Start Material for this exercise
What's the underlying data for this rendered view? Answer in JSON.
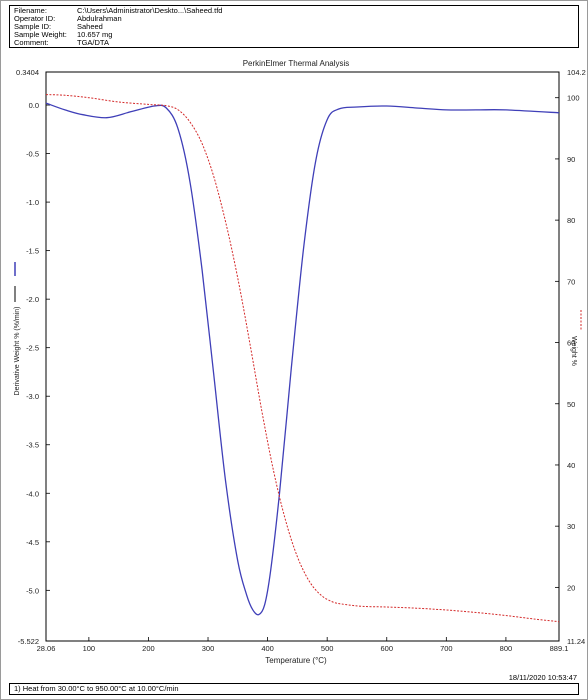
{
  "info": [
    {
      "key": "Filename:",
      "value": "C:\\Users\\Administrator\\Deskto...\\Saheed.tfd"
    },
    {
      "key": "Operator ID:",
      "value": "Abdulrahman"
    },
    {
      "key": "Sample ID:",
      "value": "Saheed"
    },
    {
      "key": "Sample Weight:",
      "value": "10.657 mg"
    },
    {
      "key": "Comment:",
      "value": "TGA/DTA"
    }
  ],
  "footer_text": "1)  Heat from 30.00°C to 950.00°C at 10.00°C/min",
  "timestamp": "18/11/2020 10:53:47",
  "colors": {
    "dtg": "#3f3fb8",
    "weight": "#d42a2a",
    "axes": "#000000"
  },
  "chart_data": {
    "type": "line",
    "title": "PerkinElmer Thermal Analysis",
    "xlabel": "Temperature (°C)",
    "ylabel_left": "Derivative Weight % (%/min)",
    "ylabel_right": "Weight %",
    "xlim": [
      28.06,
      889.1
    ],
    "ylim_left": [
      -5.522,
      0.3404
    ],
    "ylim_right": [
      11.24,
      104.2
    ],
    "x_ticks": [
      "28.06",
      "100",
      "200",
      "300",
      "400",
      "500",
      "600",
      "700",
      "800",
      "889.1"
    ],
    "x_tick_values": [
      28.06,
      100,
      200,
      300,
      400,
      500,
      600,
      700,
      800,
      889.1
    ],
    "left_ticks": [
      "0.3404",
      "0.0",
      "-0.5",
      "-1.0",
      "-1.5",
      "-2.0",
      "-2.5",
      "-3.0",
      "-3.5",
      "-4.0",
      "-4.5",
      "-5.0",
      "-5.522"
    ],
    "left_tick_values": [
      0.3404,
      0.0,
      -0.5,
      -1.0,
      -1.5,
      -2.0,
      -2.5,
      -3.0,
      -3.5,
      -4.0,
      -4.5,
      -5.0,
      -5.522
    ],
    "right_ticks": [
      "104.2",
      "100",
      "90",
      "80",
      "70",
      "60",
      "50",
      "40",
      "30",
      "20",
      "11.24"
    ],
    "right_tick_values": [
      104.2,
      100,
      90,
      80,
      70,
      60,
      50,
      40,
      30,
      20,
      11.24
    ],
    "series": [
      {
        "name": "Derivative Weight %",
        "axis": "left",
        "x": [
          28.06,
          60,
          90,
          130,
          170,
          210,
          230,
          250,
          270,
          290,
          310,
          330,
          350,
          365,
          375,
          385,
          395,
          405,
          420,
          440,
          460,
          480,
          500,
          520,
          550,
          600,
          650,
          700,
          750,
          800,
          889.1
        ],
        "y": [
          0.02,
          -0.05,
          -0.1,
          -0.13,
          -0.07,
          -0.01,
          -0.03,
          -0.25,
          -0.8,
          -1.7,
          -2.8,
          -3.9,
          -4.7,
          -5.05,
          -5.2,
          -5.25,
          -5.15,
          -4.8,
          -4.0,
          -2.7,
          -1.5,
          -0.6,
          -0.15,
          -0.04,
          -0.02,
          -0.01,
          -0.03,
          -0.05,
          -0.05,
          -0.05,
          -0.08
        ]
      },
      {
        "name": "Weight %",
        "axis": "right",
        "x": [
          28.06,
          60,
          100,
          150,
          200,
          230,
          250,
          270,
          290,
          310,
          330,
          350,
          370,
          390,
          410,
          430,
          450,
          470,
          490,
          510,
          530,
          560,
          600,
          650,
          700,
          750,
          800,
          850,
          889.1
        ],
        "y": [
          100.5,
          100.4,
          100.0,
          99.3,
          98.9,
          98.7,
          98.0,
          96.0,
          92.5,
          87.0,
          79.5,
          70.5,
          60.0,
          49.0,
          39.0,
          31.0,
          25.0,
          21.0,
          18.7,
          17.6,
          17.2,
          16.9,
          16.8,
          16.6,
          16.3,
          15.9,
          15.4,
          14.8,
          14.4
        ]
      }
    ]
  }
}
End Material for this exercise
**Short problem**
Output the entries above exactly. Drop the pictures.

**Right answer**
What's the underlying data for this rendered view? Answer in JSON.
{
  "info": [
    {
      "key": "Filename:",
      "value": "C:\\Users\\Administrator\\Deskto...\\Saheed.tfd"
    },
    {
      "key": "Operator ID:",
      "value": "Abdulrahman"
    },
    {
      "key": "Sample ID:",
      "value": "Saheed"
    },
    {
      "key": "Sample Weight:",
      "value": "10.657 mg"
    },
    {
      "key": "Comment:",
      "value": "TGA/DTA"
    }
  ],
  "footer_text": "1)  Heat from 30.00°C to 950.00°C at 10.00°C/min",
  "timestamp": "18/11/2020 10:53:47",
  "colors": {
    "dtg": "#3f3fb8",
    "weight": "#d42a2a",
    "axes": "#000000"
  },
  "chart_data": {
    "type": "line",
    "title": "PerkinElmer Thermal Analysis",
    "xlabel": "Temperature (°C)",
    "ylabel_left": "Derivative Weight % (%/min)",
    "ylabel_right": "Weight %",
    "xlim": [
      28.06,
      889.1
    ],
    "ylim_left": [
      -5.522,
      0.3404
    ],
    "ylim_right": [
      11.24,
      104.2
    ],
    "x_ticks": [
      "28.06",
      "100",
      "200",
      "300",
      "400",
      "500",
      "600",
      "700",
      "800",
      "889.1"
    ],
    "x_tick_values": [
      28.06,
      100,
      200,
      300,
      400,
      500,
      600,
      700,
      800,
      889.1
    ],
    "left_ticks": [
      "0.3404",
      "0.0",
      "-0.5",
      "-1.0",
      "-1.5",
      "-2.0",
      "-2.5",
      "-3.0",
      "-3.5",
      "-4.0",
      "-4.5",
      "-5.0",
      "-5.522"
    ],
    "left_tick_values": [
      0.3404,
      0.0,
      -0.5,
      -1.0,
      -1.5,
      -2.0,
      -2.5,
      -3.0,
      -3.5,
      -4.0,
      -4.5,
      -5.0,
      -5.522
    ],
    "right_ticks": [
      "104.2",
      "100",
      "90",
      "80",
      "70",
      "60",
      "50",
      "40",
      "30",
      "20",
      "11.24"
    ],
    "right_tick_values": [
      104.2,
      100,
      90,
      80,
      70,
      60,
      50,
      40,
      30,
      20,
      11.24
    ],
    "series": [
      {
        "name": "Derivative Weight %",
        "axis": "left",
        "x": [
          28.06,
          60,
          90,
          130,
          170,
          210,
          230,
          250,
          270,
          290,
          310,
          330,
          350,
          365,
          375,
          385,
          395,
          405,
          420,
          440,
          460,
          480,
          500,
          520,
          550,
          600,
          650,
          700,
          750,
          800,
          889.1
        ],
        "y": [
          0.02,
          -0.05,
          -0.1,
          -0.13,
          -0.07,
          -0.01,
          -0.03,
          -0.25,
          -0.8,
          -1.7,
          -2.8,
          -3.9,
          -4.7,
          -5.05,
          -5.2,
          -5.25,
          -5.15,
          -4.8,
          -4.0,
          -2.7,
          -1.5,
          -0.6,
          -0.15,
          -0.04,
          -0.02,
          -0.01,
          -0.03,
          -0.05,
          -0.05,
          -0.05,
          -0.08
        ]
      },
      {
        "name": "Weight %",
        "axis": "right",
        "x": [
          28.06,
          60,
          100,
          150,
          200,
          230,
          250,
          270,
          290,
          310,
          330,
          350,
          370,
          390,
          410,
          430,
          450,
          470,
          490,
          510,
          530,
          560,
          600,
          650,
          700,
          750,
          800,
          850,
          889.1
        ],
        "y": [
          100.5,
          100.4,
          100.0,
          99.3,
          98.9,
          98.7,
          98.0,
          96.0,
          92.5,
          87.0,
          79.5,
          70.5,
          60.0,
          49.0,
          39.0,
          31.0,
          25.0,
          21.0,
          18.7,
          17.6,
          17.2,
          16.9,
          16.8,
          16.6,
          16.3,
          15.9,
          15.4,
          14.8,
          14.4
        ]
      }
    ]
  }
}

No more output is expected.